(Extracted records)
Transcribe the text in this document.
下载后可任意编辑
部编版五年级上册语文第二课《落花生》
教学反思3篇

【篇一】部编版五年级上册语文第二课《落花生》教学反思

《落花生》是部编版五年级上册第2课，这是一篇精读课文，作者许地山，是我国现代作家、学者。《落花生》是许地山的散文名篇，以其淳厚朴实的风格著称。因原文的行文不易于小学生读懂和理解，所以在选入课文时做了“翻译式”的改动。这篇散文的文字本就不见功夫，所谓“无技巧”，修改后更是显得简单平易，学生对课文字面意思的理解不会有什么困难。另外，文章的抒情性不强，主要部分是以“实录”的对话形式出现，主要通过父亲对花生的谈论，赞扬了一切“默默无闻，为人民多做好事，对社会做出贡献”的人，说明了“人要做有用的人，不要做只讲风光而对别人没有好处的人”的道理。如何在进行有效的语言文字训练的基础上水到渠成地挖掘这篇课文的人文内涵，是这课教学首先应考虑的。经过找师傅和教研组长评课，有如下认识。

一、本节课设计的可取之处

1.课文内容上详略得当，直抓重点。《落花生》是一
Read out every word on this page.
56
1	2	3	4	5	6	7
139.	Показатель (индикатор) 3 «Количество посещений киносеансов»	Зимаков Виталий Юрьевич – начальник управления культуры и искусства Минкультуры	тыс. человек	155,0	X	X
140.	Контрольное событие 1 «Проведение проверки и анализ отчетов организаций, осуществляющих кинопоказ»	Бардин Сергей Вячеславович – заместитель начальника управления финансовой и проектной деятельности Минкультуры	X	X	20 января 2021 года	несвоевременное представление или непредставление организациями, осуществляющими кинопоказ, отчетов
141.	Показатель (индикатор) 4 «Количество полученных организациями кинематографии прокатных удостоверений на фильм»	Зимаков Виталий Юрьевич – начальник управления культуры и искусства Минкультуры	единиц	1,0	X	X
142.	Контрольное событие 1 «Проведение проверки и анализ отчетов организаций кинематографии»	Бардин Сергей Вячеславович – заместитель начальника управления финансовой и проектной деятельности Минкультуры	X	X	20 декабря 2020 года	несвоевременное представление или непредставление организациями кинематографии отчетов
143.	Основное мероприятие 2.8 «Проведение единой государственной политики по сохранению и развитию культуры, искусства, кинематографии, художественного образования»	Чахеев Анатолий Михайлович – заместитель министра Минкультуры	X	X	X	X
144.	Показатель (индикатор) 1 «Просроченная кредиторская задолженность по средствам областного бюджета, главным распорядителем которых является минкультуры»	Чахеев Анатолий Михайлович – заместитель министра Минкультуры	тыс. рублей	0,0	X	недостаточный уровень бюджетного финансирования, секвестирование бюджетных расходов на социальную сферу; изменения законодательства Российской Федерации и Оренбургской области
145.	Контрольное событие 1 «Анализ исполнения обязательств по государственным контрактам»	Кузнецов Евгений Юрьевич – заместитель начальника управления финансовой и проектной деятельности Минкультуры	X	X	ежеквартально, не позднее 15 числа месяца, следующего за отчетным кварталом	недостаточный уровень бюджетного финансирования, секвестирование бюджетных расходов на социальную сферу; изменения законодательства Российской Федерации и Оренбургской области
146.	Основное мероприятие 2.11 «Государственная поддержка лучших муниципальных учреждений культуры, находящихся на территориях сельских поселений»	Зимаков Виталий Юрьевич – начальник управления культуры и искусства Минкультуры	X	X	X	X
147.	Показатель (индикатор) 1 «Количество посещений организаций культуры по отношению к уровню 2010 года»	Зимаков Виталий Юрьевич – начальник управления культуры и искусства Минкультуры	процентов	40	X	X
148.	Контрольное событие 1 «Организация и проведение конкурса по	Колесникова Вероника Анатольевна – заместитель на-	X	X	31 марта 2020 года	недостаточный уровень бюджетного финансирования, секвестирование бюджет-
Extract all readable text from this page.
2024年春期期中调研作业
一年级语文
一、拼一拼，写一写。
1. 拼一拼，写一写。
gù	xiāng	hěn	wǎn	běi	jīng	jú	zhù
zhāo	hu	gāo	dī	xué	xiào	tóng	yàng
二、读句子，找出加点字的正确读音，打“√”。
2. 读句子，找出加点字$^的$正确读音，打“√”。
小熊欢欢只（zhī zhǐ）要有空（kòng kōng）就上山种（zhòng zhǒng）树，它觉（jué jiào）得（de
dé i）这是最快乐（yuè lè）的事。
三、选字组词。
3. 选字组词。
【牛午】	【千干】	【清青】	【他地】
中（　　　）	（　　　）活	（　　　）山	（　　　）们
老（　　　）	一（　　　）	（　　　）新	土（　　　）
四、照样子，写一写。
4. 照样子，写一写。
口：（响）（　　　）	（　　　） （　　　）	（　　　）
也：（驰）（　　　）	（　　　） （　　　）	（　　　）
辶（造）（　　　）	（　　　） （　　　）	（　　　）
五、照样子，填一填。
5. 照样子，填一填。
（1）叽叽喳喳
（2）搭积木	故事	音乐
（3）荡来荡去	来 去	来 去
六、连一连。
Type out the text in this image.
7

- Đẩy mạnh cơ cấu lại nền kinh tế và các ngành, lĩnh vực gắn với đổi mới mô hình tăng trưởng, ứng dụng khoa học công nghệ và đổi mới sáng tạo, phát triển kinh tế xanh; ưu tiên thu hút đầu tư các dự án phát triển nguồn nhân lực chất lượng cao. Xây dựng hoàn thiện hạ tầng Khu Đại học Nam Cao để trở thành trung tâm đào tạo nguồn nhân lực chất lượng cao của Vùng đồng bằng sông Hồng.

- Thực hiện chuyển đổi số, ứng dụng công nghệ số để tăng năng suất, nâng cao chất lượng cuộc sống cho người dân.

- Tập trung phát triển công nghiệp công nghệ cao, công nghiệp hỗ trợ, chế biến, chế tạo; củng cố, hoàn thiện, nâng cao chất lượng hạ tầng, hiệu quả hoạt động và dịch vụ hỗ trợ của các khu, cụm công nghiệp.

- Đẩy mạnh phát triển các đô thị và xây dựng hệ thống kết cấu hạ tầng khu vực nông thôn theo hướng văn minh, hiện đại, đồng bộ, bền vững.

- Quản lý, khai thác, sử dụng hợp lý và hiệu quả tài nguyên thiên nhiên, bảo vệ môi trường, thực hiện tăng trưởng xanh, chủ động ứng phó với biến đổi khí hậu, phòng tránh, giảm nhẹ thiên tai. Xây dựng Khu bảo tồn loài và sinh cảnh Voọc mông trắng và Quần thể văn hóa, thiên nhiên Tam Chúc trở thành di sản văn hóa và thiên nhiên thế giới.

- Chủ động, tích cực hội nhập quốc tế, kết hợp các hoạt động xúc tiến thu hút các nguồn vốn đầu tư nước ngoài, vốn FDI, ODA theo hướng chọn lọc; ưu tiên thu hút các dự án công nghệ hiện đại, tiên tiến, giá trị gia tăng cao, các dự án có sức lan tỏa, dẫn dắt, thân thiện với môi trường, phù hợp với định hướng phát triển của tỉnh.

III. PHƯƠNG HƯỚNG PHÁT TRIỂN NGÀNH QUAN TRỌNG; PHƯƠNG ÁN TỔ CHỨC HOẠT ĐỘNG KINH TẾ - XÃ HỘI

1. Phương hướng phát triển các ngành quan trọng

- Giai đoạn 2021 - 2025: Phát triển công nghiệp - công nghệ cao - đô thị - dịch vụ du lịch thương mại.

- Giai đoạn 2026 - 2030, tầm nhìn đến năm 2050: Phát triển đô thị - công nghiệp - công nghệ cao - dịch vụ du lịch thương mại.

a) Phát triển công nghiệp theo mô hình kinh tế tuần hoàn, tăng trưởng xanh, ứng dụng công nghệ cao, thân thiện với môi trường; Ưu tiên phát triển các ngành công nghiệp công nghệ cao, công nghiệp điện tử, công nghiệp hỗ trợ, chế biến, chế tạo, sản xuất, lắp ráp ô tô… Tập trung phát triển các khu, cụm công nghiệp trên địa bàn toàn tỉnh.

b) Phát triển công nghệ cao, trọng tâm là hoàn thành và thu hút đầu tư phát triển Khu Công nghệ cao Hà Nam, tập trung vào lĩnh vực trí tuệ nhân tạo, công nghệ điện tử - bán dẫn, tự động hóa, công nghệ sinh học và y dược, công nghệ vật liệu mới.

◆ The task
Every line of the listing that holds "page" is to be counted; give only the resulting number.

◆ Full solution
2